__TEXTO DE ESTUDO__.
Prefeito de Miami aprova resolução para pagar servidores com bitcoin

Proposta de Francis Suarez, que ainda passará por análise antes de entrar em vigor, também permite que cidadãos paguem impostos com a criptomoeda

O prefeito de Miami (EUA), Francis Suarez, anunciou na noite de quinta-feira, 11, que a Comissão da Cidade de Miami aprovou sua proposta que visa permitir o pagamento de servidores públicos em bitcoin e também o recolhimento de impostos e o investimento de parte do tesouro da cidade na criptomoeda. Agora, a resolução irá passar por uma análise pela Comissão antes de entrar em vigor.

"Quero agradecer aos comissários da cidade de Miami por apoiarem minha resolução, que orienta o administrador da cidade, após análise, a contratar um fornecedor para poder oferecer aos nossos funcionários uma porcentagem de seu salário em bitcoin", disse Suarez em um vídeo publicado no Twitter.

__DADOS REGISTRADOS__.

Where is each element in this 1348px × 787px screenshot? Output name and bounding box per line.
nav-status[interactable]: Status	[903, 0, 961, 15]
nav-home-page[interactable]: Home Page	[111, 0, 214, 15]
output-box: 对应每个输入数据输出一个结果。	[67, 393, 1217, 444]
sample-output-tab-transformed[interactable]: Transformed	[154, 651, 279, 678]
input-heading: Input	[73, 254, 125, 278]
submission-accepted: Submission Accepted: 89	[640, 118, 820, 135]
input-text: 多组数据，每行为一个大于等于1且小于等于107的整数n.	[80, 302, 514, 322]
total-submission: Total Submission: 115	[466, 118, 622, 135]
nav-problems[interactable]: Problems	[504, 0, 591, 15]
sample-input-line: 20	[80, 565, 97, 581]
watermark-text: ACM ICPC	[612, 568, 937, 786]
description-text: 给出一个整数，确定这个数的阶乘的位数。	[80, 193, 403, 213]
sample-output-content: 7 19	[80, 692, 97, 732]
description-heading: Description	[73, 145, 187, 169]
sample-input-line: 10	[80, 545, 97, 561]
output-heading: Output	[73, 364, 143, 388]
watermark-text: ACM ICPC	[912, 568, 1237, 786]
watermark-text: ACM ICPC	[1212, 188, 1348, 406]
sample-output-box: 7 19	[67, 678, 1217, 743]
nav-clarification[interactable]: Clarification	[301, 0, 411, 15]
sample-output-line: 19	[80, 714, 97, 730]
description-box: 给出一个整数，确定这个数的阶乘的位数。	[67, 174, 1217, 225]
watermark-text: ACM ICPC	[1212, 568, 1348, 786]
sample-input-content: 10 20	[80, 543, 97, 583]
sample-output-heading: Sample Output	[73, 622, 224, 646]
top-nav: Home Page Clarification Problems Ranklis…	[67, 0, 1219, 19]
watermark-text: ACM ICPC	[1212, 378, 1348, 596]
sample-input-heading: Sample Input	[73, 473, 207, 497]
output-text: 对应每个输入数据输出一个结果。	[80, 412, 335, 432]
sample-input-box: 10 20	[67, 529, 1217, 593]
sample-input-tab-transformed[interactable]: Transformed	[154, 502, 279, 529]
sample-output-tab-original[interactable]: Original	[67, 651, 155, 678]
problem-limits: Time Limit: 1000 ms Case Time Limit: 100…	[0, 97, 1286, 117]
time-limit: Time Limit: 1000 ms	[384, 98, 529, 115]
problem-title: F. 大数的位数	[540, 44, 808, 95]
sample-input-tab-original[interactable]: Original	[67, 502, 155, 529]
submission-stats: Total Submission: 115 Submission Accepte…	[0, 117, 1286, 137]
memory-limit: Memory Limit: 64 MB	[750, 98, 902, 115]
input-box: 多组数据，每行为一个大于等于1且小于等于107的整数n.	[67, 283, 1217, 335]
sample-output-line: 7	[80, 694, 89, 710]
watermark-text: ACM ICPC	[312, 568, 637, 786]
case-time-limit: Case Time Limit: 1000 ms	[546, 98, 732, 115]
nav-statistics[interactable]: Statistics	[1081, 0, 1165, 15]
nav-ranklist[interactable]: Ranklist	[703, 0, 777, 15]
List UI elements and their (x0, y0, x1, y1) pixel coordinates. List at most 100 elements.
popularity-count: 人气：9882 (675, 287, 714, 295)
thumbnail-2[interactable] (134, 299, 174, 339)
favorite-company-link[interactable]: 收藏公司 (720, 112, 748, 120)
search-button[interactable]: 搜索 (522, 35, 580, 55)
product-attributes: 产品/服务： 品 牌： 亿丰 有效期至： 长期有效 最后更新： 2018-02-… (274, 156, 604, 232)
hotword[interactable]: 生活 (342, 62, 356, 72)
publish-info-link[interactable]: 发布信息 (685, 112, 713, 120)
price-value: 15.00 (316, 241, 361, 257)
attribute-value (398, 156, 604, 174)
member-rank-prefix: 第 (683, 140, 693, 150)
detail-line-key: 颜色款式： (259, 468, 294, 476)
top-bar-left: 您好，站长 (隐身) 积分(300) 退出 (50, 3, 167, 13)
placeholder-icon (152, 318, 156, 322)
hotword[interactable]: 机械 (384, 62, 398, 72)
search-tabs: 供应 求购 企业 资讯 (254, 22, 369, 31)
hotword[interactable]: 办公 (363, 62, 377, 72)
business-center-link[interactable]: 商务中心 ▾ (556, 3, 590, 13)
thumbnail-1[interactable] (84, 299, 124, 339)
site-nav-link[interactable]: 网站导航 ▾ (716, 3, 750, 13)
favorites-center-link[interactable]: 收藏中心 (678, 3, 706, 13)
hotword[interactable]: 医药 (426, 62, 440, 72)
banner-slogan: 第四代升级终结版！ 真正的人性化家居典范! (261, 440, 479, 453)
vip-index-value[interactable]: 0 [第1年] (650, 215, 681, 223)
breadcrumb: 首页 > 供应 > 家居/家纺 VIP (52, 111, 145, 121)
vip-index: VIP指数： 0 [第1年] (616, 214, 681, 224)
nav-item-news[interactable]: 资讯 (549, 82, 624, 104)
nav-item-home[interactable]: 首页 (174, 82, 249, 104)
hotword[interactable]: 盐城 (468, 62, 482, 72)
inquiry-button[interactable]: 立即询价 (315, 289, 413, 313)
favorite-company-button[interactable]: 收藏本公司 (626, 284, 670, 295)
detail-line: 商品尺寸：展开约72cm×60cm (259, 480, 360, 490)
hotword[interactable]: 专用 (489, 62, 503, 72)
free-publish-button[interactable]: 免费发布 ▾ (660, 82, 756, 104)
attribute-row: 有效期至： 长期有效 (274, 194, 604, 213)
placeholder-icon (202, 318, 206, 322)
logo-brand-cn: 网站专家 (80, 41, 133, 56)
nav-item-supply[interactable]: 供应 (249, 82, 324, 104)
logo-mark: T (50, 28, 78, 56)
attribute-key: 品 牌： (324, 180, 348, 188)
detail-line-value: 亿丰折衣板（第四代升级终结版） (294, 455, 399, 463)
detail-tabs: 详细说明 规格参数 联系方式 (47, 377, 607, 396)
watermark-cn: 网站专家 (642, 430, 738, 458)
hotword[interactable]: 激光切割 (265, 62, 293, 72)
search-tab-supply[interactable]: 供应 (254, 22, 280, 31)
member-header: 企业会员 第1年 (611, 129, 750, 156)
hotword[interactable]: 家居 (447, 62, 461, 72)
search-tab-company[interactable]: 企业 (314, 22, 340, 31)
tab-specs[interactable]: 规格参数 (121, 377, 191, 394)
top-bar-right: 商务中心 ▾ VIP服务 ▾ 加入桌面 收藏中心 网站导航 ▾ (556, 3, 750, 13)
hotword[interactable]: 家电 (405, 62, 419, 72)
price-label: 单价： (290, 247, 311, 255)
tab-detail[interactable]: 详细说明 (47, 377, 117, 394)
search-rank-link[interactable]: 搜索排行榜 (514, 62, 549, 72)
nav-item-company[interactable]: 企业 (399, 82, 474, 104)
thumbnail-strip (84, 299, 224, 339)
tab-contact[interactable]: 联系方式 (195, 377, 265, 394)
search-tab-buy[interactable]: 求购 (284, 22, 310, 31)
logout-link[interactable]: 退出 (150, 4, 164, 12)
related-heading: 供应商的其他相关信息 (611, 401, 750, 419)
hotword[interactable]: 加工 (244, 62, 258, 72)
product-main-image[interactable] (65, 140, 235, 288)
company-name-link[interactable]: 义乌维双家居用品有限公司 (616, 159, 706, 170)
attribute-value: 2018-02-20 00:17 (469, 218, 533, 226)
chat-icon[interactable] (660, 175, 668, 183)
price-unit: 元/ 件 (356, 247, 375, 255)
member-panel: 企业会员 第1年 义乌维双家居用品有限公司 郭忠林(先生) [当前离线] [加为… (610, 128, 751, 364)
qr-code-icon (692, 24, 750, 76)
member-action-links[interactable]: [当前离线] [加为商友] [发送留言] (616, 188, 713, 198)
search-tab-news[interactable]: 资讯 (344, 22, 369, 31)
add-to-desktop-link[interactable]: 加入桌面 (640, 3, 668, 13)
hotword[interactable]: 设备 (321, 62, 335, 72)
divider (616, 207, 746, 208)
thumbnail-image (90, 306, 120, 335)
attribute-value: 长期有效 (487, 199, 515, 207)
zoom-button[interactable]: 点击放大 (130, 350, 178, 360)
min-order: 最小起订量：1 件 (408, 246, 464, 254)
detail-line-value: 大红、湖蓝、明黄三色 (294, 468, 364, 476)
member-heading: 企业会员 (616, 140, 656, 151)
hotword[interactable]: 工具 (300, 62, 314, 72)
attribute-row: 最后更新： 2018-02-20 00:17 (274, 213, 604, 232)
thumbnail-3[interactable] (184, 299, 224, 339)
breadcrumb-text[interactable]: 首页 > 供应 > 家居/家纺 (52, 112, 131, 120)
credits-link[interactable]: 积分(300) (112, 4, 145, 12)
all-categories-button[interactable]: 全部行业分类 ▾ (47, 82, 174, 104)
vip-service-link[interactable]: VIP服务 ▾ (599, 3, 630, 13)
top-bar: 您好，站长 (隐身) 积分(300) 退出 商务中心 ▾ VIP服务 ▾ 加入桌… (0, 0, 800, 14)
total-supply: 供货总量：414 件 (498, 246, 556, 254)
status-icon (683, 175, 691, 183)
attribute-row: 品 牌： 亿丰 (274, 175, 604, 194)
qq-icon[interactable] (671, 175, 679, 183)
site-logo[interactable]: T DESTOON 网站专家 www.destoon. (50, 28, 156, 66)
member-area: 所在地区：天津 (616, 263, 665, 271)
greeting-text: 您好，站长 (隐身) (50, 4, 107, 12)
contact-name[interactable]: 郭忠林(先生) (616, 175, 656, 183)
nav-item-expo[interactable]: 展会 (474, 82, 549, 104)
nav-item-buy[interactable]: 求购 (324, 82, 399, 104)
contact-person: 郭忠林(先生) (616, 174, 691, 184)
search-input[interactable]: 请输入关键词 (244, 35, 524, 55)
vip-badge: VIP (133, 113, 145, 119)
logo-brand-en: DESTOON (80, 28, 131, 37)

__OBJETIVO DO EXERCÍCIO__. Segundo o texto de estudo, quando o prefeito de Miami anunciou a aprovação de sua proposta pela Comissão da Cidade? As entradas constituem material independente do texto de estudo.

__SOLUÇÃO__. Na noite de quinta-feira, 11.